▶ [What you have to do] Repeat, without any change, the entries presented below.

=== Available data ===

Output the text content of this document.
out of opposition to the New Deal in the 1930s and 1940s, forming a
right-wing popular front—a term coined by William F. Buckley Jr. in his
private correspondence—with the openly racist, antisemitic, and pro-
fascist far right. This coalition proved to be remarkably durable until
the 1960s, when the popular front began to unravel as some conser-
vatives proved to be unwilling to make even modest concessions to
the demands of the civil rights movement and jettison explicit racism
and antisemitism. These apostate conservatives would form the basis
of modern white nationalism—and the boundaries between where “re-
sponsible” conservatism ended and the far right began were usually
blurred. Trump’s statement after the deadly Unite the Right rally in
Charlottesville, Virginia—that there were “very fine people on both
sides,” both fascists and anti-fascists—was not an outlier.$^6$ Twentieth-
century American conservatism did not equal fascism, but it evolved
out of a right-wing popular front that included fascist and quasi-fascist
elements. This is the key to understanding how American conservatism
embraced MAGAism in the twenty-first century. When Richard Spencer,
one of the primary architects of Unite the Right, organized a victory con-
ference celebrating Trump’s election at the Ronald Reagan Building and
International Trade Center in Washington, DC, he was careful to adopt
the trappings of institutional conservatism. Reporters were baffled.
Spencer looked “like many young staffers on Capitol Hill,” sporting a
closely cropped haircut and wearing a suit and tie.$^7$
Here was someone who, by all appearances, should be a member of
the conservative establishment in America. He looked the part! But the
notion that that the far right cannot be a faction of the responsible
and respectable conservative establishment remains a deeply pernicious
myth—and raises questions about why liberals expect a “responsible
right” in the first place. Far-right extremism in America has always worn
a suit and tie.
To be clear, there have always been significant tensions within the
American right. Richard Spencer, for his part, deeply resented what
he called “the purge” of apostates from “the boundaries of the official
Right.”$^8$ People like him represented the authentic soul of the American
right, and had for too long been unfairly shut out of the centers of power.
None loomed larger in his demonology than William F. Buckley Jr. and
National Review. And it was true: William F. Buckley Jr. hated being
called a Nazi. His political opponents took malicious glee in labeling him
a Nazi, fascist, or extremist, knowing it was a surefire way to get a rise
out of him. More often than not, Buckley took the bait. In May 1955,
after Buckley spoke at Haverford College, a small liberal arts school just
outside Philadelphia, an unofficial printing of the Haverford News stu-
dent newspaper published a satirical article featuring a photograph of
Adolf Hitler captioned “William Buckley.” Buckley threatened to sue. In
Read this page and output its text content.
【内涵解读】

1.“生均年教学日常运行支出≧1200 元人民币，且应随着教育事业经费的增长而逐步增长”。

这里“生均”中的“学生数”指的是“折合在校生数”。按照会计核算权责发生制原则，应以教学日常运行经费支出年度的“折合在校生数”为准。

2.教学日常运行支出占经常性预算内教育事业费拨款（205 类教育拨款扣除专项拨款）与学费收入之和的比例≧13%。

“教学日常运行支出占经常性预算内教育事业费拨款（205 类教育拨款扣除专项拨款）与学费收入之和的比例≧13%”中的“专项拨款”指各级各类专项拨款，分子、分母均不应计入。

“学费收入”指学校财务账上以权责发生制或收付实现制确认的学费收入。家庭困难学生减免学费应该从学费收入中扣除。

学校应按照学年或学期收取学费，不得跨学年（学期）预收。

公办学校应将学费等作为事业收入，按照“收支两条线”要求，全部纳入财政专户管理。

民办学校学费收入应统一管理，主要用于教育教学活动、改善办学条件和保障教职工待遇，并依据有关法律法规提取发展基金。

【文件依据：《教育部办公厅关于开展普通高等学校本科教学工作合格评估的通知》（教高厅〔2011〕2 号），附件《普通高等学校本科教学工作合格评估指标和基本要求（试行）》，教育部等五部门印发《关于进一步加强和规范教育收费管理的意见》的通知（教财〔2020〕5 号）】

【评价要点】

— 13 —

===

▶ [Result for this exercise]
Output the text content of this document.
out of opposition to the New Deal in the 1930s and 1940s, forming a
right-wing popular front—a term coined by William F. Buckley Jr. in his
private correspondence—with the openly racist, antisemitic, and pro-
fascist far right. This coalition proved to be remarkably durable until
the 1960s, when the popular front began to unravel as some conser-
vatives proved to be unwilling to make even modest concessions to
the demands of the civil rights movement and jettison explicit racism
and antisemitism. These apostate conservatives would form the basis
of modern white nationalism—and the boundaries between where “re-
sponsible” conservatism ended and the far right began were usually
blurred. Trump’s statement after the deadly Unite the Right rally in
Charlottesville, Virginia—that there were “very fine people on both
sides,” both fascists and anti-fascists—was not an outlier.$^6$ Twentieth-
century American conservatism did not equal fascism, but it evolved
out of a right-wing popular front that included fascist and quasi-fascist
elements. This is the key to understanding how American conservatism
embraced MAGAism in the twenty-first century. When Richard Spencer,
one of the primary architects of Unite the Right, organized a victory con-
ference celebrating Trump’s election at the Ronald Reagan Building and
International Trade Center in Washington, DC, he was careful to adopt
the trappings of institutional conservatism. Reporters were baffled.
Spencer looked “like many young staffers on Capitol Hill,” sporting a
closely cropped haircut and wearing a suit and tie.$^7$
Here was someone who, by all appearances, should be a member of
the conservative establishment in America. He looked the part! But the
notion that that the far right cannot be a faction of the responsible
and respectable conservative establishment remains a deeply pernicious
myth—and raises questions about why liberals expect a “responsible
right” in the first place. Far-right extremism in America has always worn
a suit and tie.
To be clear, there have always been significant tensions within the
American right. Richard Spencer, for his part, deeply resented what
he called “the purge” of apostates from “the boundaries of the official
Right.”$^8$ People like him represented the authentic soul of the American
right, and had for too long been unfairly shut out of the centers of power.
None loomed larger in his demonology than William F. Buckley Jr. and
National Review. And it was true: William F. Buckley Jr. hated being
called a Nazi. His political opponents took malicious glee in labeling him
a Nazi, fascist, or extremist, knowing it was a surefire way to get a rise
out of him. More often than not, Buckley took the bait. In May 1955,
after Buckley spoke at Haverford College, a small liberal arts school just
outside Philadelphia, an unofficial printing of the Haverford News stu-
dent newspaper published a satirical article featuring a photograph of
Adolf Hitler captioned “William Buckley.” Buckley threatened to sue. In
Read this page and output its text content.
【内涵解读】

1.“生均年教学日常运行支出≧1200 元人民币，且应随着教育事业经费的增长而逐步增长”。

这里“生均”中的“学生数”指的是“折合在校生数”。按照会计核算权责发生制原则，应以教学日常运行经费支出年度的“折合在校生数”为准。

2.教学日常运行支出占经常性预算内教育事业费拨款（205 类教育拨款扣除专项拨款）与学费收入之和的比例≧13%。

“教学日常运行支出占经常性预算内教育事业费拨款（205 类教育拨款扣除专项拨款）与学费收入之和的比例≧13%”中的“专项拨款”指各级各类专项拨款，分子、分母均不应计入。

“学费收入”指学校财务账上以权责发生制或收付实现制确认的学费收入。家庭困难学生减免学费应该从学费收入中扣除。

学校应按照学年或学期收取学费，不得跨学年（学期）预收。

公办学校应将学费等作为事业收入，按照“收支两条线”要求，全部纳入财政专户管理。

民办学校学费收入应统一管理，主要用于教育教学活动、改善办学条件和保障教职工待遇，并依据有关法律法规提取发展基金。

【文件依据：《教育部办公厅关于开展普通高等学校本科教学工作合格评估的通知》（教高厅〔2011〕2 号），附件《普通高等学校本科教学工作合格评估指标和基本要求（试行）》，教育部等五部门印发《关于进一步加强和规范教育收费管理的意见》的通知（教财〔2020〕5 号）】

【评价要点】

— 13 —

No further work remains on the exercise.